** Objective **
Each entry below must be repeated exactly, with pictures left out.

** Supplied data **
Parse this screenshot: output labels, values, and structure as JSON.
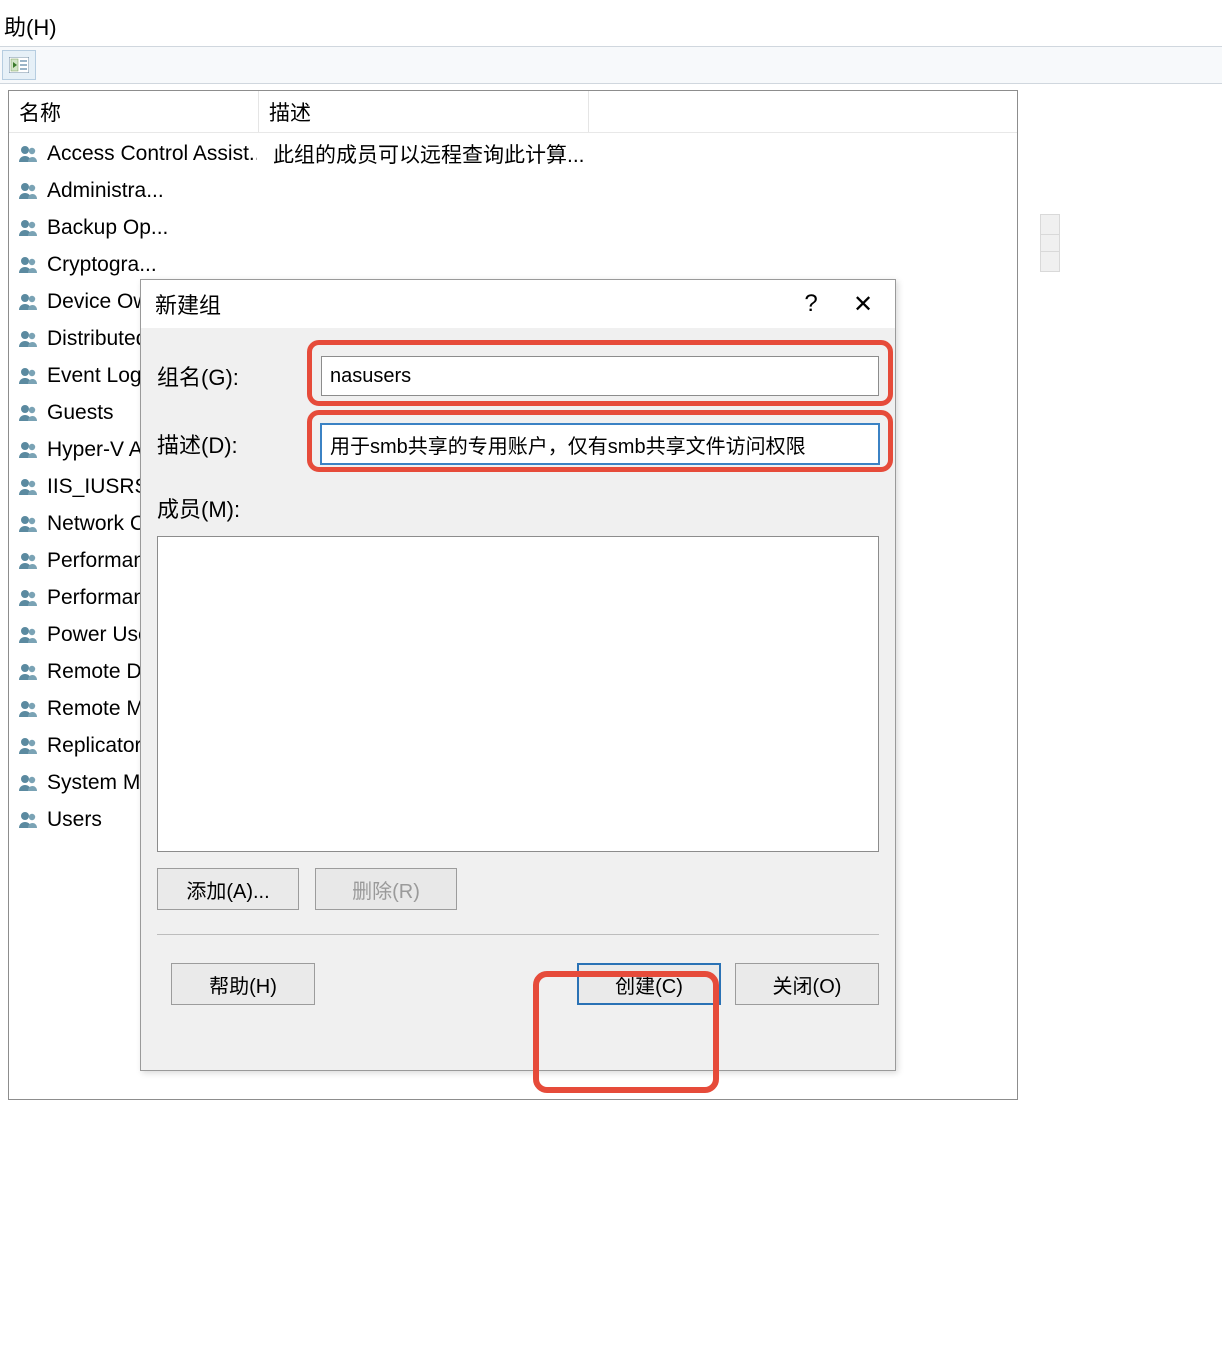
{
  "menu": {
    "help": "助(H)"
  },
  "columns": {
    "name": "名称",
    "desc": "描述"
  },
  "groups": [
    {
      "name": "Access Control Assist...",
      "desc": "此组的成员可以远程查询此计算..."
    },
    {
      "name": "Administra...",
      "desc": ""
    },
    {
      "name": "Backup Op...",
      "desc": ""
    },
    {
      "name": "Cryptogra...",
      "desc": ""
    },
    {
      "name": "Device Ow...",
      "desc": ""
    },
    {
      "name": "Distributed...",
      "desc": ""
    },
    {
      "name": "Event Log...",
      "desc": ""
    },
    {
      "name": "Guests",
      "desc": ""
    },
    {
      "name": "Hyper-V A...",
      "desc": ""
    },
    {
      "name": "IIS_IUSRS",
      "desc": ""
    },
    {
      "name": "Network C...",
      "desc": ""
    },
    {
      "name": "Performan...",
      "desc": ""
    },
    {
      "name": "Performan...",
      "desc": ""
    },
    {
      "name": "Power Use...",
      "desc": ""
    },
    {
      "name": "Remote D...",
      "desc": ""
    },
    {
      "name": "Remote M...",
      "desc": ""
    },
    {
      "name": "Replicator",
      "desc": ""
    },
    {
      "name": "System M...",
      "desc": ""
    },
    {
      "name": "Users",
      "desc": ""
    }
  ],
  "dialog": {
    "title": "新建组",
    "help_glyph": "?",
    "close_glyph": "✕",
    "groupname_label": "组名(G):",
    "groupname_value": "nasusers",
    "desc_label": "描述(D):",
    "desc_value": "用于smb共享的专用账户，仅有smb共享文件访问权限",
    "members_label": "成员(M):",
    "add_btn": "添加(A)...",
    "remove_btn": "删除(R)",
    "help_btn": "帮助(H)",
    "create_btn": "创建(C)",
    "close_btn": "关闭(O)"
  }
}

** Finished exercise **
Parse this screenshot: output labels, values, and structure as JSON.
{
  "menu": {
    "help": "助(H)"
  },
  "columns": {
    "name": "名称",
    "desc": "描述"
  },
  "groups": [
    {
      "name": "Access Control Assist...",
      "desc": "此组的成员可以远程查询此计算..."
    },
    {
      "name": "Administra...",
      "desc": ""
    },
    {
      "name": "Backup Op...",
      "desc": ""
    },
    {
      "name": "Cryptogra...",
      "desc": ""
    },
    {
      "name": "Device Ow...",
      "desc": ""
    },
    {
      "name": "Distributed...",
      "desc": ""
    },
    {
      "name": "Event Log...",
      "desc": ""
    },
    {
      "name": "Guests",
      "desc": ""
    },
    {
      "name": "Hyper-V A...",
      "desc": ""
    },
    {
      "name": "IIS_IUSRS",
      "desc": ""
    },
    {
      "name": "Network C...",
      "desc": ""
    },
    {
      "name": "Performan...",
      "desc": ""
    },
    {
      "name": "Performan...",
      "desc": ""
    },
    {
      "name": "Power Use...",
      "desc": ""
    },
    {
      "name": "Remote D...",
      "desc": ""
    },
    {
      "name": "Remote M...",
      "desc": ""
    },
    {
      "name": "Replicator",
      "desc": ""
    },
    {
      "name": "System M...",
      "desc": ""
    },
    {
      "name": "Users",
      "desc": ""
    }
  ],
  "dialog": {
    "title": "新建组",
    "help_glyph": "?",
    "close_glyph": "✕",
    "groupname_label": "组名(G):",
    "groupname_value": "nasusers",
    "desc_label": "描述(D):",
    "desc_value": "用于smb共享的专用账户，仅有smb共享文件访问权限",
    "members_label": "成员(M):",
    "add_btn": "添加(A)...",
    "remove_btn": "删除(R)",
    "help_btn": "帮助(H)",
    "create_btn": "创建(C)",
    "close_btn": "关闭(O)"
  }
}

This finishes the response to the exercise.